(PROBLEM STATEMENT) Search the entries for the word "this" and pull out each line that has it.
_ _ _
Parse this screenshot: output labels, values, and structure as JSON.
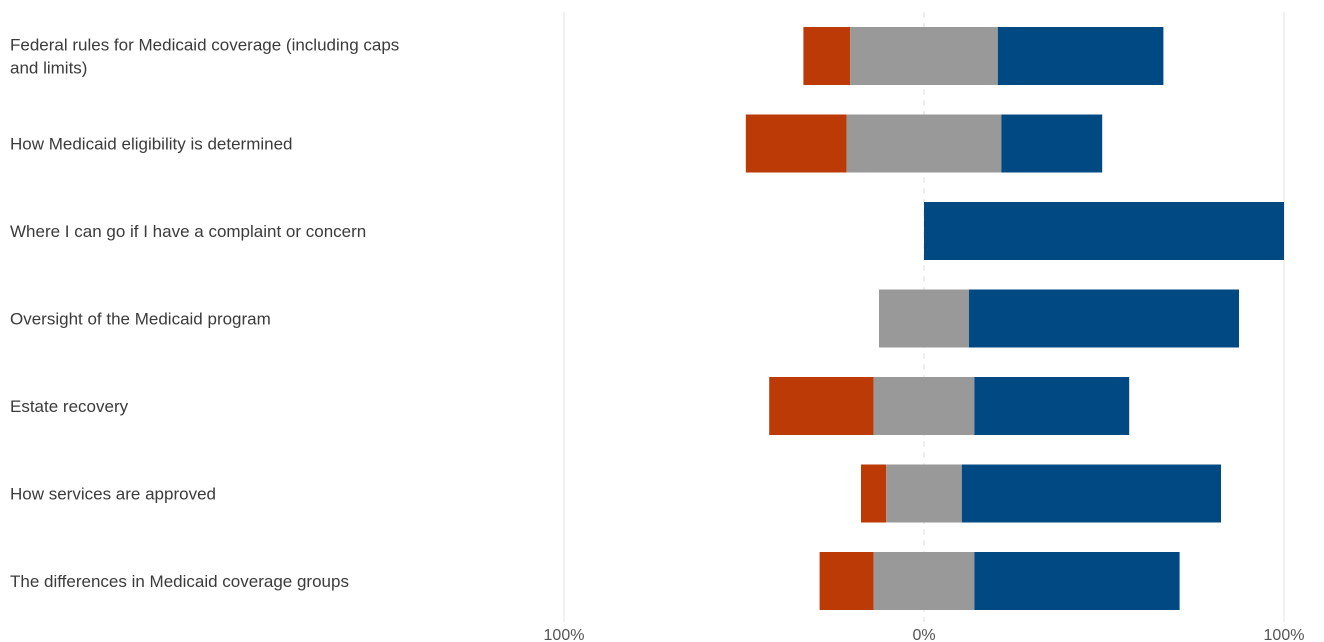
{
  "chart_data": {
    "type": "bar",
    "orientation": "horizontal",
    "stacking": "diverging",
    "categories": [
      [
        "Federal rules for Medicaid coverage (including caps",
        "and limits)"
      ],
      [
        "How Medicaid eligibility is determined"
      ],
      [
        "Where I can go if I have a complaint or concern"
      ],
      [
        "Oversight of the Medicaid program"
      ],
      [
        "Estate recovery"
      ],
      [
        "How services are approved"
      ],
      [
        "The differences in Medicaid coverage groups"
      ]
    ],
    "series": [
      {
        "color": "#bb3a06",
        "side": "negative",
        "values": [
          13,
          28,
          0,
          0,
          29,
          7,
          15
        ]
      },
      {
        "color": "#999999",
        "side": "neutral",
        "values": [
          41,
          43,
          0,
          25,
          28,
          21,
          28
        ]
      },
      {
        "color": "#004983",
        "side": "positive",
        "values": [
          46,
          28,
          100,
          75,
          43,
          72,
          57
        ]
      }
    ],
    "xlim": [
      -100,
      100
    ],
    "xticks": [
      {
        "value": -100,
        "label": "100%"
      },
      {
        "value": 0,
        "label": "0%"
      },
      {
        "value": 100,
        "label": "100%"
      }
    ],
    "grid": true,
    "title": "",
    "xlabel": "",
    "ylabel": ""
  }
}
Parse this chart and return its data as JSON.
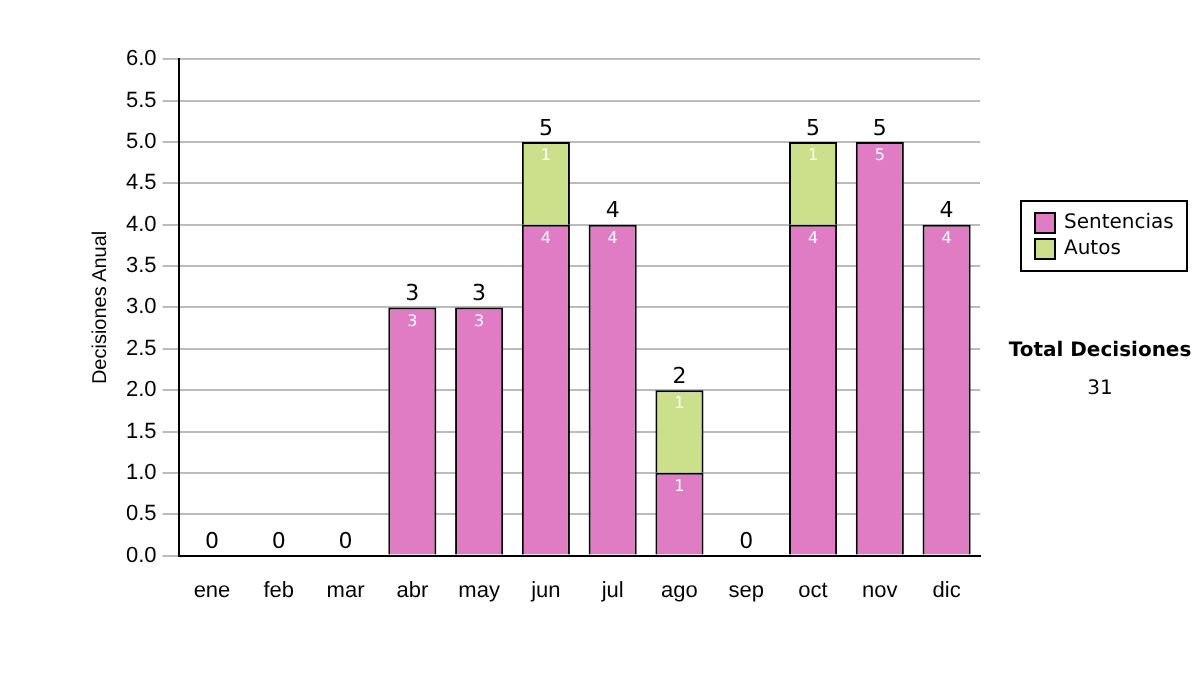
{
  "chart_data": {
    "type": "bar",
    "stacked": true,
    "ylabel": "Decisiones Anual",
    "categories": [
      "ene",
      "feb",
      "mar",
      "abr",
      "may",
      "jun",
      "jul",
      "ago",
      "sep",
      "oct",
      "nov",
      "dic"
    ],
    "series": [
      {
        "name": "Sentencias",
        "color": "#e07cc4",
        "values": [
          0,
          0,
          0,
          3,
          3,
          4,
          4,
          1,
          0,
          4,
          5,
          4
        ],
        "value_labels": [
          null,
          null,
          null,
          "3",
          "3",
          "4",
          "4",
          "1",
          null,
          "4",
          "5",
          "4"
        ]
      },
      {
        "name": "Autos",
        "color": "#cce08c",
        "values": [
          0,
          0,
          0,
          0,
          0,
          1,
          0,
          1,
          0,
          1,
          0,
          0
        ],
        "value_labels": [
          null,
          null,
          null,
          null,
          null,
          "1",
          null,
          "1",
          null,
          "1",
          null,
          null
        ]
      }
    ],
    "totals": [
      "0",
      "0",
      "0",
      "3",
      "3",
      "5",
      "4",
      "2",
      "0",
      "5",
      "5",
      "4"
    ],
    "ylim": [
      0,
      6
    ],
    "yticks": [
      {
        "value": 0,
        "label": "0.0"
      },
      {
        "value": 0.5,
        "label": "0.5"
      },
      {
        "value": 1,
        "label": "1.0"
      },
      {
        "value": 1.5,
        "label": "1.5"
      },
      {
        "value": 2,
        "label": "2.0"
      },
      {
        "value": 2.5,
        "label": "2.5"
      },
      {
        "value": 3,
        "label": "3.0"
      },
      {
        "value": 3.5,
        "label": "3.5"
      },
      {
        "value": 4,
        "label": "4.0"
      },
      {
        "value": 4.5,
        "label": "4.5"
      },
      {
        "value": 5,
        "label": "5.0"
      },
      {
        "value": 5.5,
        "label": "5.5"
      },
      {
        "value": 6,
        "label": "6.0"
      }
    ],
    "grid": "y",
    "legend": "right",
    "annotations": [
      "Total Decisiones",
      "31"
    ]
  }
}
_ _ _
(EXERCISE SOLUTION)
Parse this screenshot: output labels, values, and structure as JSON.
Parse this chart and return its data as JSON.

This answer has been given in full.